══ Information supplied

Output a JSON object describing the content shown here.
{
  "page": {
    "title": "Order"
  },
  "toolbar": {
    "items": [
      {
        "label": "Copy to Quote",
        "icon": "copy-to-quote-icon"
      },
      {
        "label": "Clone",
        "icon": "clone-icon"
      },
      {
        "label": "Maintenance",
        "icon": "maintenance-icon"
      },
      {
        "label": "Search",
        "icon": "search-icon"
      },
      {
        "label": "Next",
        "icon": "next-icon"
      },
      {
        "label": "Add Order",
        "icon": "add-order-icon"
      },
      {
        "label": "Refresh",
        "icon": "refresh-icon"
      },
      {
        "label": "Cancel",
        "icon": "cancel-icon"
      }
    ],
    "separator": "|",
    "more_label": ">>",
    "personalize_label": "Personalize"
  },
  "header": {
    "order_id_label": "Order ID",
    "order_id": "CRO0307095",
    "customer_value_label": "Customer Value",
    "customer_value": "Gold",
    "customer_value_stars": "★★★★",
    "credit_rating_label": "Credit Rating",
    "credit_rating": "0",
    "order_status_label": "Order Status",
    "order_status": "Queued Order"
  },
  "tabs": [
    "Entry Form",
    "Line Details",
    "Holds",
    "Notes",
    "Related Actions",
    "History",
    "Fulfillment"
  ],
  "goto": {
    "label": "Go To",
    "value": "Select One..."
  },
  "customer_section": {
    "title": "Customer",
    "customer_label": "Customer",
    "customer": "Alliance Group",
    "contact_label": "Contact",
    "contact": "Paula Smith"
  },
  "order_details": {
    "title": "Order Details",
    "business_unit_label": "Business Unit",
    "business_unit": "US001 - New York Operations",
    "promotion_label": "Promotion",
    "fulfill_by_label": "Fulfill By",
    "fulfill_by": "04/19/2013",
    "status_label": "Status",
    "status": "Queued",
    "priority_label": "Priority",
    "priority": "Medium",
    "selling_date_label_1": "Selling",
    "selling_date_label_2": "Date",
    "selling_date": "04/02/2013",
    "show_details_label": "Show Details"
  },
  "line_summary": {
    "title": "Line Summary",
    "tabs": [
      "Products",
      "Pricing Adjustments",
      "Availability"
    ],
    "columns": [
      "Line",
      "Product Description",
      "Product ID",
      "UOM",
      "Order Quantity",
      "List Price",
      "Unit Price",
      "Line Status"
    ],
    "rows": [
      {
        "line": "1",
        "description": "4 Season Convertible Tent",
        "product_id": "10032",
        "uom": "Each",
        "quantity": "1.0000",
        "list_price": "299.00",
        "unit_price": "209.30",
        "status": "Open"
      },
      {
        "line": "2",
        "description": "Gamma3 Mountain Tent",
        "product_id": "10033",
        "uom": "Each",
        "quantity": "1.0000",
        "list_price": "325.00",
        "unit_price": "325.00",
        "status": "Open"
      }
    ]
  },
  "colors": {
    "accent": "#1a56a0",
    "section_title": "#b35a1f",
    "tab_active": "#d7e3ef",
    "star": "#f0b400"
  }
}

════

> _Direction_
Copy each line of the listing in which the word "icon" can be found.

> _Task output_
        "icon": "copy-to-quote-icon"
        "icon": "clone-icon"
        "icon": "maintenance-icon"
        "icon": "search-icon"
        "icon": "next-icon"
        "icon": "add-order-icon"
        "icon": "refresh-icon"
        "icon": "cancel-icon"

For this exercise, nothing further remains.